Laman

 photo tabfashion.png photo tabtumblr.png photo tabtutorial.png
 photo tabtutorial.png

Swasembada 2014 Realisasi atau hanya angan-angan belaka?


 oleh: Ima Sarah Nabila
Kebutuhan pokok yang dianggap paling inti adalah pangan. Di Indonesia kebutuhan akan pangan terutama berpusat pada kebutuhan akan beras, karena makanan pokok masyarakat Indonesia adalah nasi. Indonesia akan mengalami ketidakstabilan ekonomi apabila masalah pangan tidak teratasi.

Dalam artikel Kompas kamis, 27 september 2012 diungkapkan Target Presiden Susilo Bambang Yudoyono pada 2010 akan swasembada pangan indonesia antara lain beras, gula, jagung, kedelai, daging sapi, dan garam. Merupakan janji pemerintah atas kedaulatan pangan. Namun sejauh ini terlihat tidak realistis dalam prakteknya. Seolah pemerintah tidak menunjukkan yang serius terhadap pertanian. Dipaparkan dalam artikel itu bahwa target swasembada 2014 terlihat tanpa kekuatan sehingga tidak dapat terealisasikan.

Tingkat persepsi dalam artikel itu terlihat bahwa pemerintah seolah meminggirkan dan tidak konsisten terhadap targetnya. Walaupun merujuk pada tahun 2014 akan datang namun sampai saat ini tidak terlihat realisasi yang nyata terhadap swasembada. Malah sebaliknya justru krisis pangan yang kita hadapi. Dikutip dari Kompas hari Selasa, 16 Oktober 2012  bahwa Indonesia masih harus mengimpor bahan pangan. Sepanjang 2012, impor beras sudah mencapai 1,95 juta ton, jagung sebanyak 2 juta ton, kedelai sebanyak 1,9 juta ton, daging sapi setara 900.000 ekor sapi, gula sebanyak 3,06 juta ton, dan teh sebesar 11 juta dollar. Dalam hal ini terlihat dikatakan krisis pangan karena impor sepangjang tahun 2012 masih merajai pasar dalam negri. Terdapat pertanyaan yang mendasar. Akankah swasembada 2014 menjadi realisasi nyata ataukah hanya angan-angan belaka?

Tugas:
A) Apakah pernyataan berikut sesuai dengan tulisan tentang swasembada pangan 2014? Jawab ya atau tidak untuk masing-masing dan sertakan kata-kata penentu dari tulisan itu yang dikutip persis: (i) Sepanjang 2012 impor beras mencapai 1,95 juta ton. (ii) Teh termasuk dalam target swasembada pangan yang disebutkan. (iii) Data impor bahan pangan dikutip dari Kompas edisi hari Kamis.
B) Lanjutkan tulisan tentang swasembada pangan 2014 mulai dari sesudah kalimat terakhirnya.

[Anotasi kotak pembatas]
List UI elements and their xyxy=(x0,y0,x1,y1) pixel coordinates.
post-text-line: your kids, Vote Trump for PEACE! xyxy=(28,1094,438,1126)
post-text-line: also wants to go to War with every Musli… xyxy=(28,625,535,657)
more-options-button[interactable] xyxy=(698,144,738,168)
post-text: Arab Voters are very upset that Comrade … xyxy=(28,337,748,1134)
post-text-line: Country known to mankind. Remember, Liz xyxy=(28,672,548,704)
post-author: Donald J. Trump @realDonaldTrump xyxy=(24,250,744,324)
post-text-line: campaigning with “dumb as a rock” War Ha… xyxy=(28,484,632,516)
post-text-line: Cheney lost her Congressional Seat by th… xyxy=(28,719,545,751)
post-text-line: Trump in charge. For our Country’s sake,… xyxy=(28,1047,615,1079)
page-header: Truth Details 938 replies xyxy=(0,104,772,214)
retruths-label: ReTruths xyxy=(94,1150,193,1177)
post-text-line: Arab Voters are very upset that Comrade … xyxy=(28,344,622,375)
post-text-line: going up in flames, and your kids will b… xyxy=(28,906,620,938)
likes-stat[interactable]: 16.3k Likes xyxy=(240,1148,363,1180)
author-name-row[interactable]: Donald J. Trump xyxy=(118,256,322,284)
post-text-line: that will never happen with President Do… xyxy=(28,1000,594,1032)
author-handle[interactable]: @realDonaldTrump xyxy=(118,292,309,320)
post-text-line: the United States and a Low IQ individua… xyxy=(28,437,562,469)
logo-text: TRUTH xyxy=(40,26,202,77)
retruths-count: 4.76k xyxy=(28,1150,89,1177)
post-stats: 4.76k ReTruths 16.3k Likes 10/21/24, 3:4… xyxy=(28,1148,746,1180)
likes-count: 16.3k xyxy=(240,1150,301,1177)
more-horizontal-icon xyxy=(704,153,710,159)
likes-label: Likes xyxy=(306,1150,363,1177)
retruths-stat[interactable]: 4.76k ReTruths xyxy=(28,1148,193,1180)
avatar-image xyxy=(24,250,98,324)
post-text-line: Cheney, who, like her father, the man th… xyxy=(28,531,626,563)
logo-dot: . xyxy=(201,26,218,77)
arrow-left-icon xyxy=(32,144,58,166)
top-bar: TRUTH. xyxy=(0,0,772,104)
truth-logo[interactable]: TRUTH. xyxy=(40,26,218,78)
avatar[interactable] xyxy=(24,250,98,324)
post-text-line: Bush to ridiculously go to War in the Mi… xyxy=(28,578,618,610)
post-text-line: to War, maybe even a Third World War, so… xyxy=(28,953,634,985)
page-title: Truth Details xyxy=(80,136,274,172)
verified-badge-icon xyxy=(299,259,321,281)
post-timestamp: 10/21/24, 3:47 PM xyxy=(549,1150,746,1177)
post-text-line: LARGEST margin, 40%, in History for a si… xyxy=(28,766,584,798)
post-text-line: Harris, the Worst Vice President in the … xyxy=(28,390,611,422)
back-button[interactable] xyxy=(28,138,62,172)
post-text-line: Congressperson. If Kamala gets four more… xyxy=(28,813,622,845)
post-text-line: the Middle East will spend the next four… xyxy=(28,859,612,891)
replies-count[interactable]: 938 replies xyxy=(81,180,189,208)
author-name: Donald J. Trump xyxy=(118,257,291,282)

Jawaban:
A)
(i) Ya: "Sepanjang 2012, impor beras sudah mencapai 1,95 juta ton"
(ii) Tidak: "beras, gula, jagung, kedelai, daging sapi, dan garam"
(iii) Tidak: "Dikutip dari Kompas hari Selasa, 16 Oktober 2012"

B)
Aliansi Desa Sejahtera pada Hari Pangan Sedunia, Selasa (16/10/2012), menyatakan, Indonesia memiliki 77 jenis sumber karbohidrat, 26 jenis kacang-kacangan, 389 jenis buah-buahan, 75 jenis sumber lemak, dan 273 jenis sayuran.

Sungguh ironi, itulah kata yang pas melihat pasar dalam sektor pertanian indonesia. Indonesia yang merupakan Negara kaya akan Sumber Daya alam yang melimpah, masih harus mengimpor untuk kebutuhan pangannya. Indonesia yang masih tergolong agraris ini ternyata masih menghadapi fakta bahwa pasar dan politik sama-sama meminggirkan sektor pertanian. Sektor ekonomi yang sangat strategis yang merupakan basis ekonomi rakyat dipedesaan. Negara Indonesia Negara agraris yang dulunya merupakan daerah lumbung padi, namun saat ini musna dan berganti menjadi daerah perkantoran dan mall-mall megah disana sini. Sehingga seluruh kebutuhan harus mengimpor dari Negara lain bahkan sampai barang konsumsi.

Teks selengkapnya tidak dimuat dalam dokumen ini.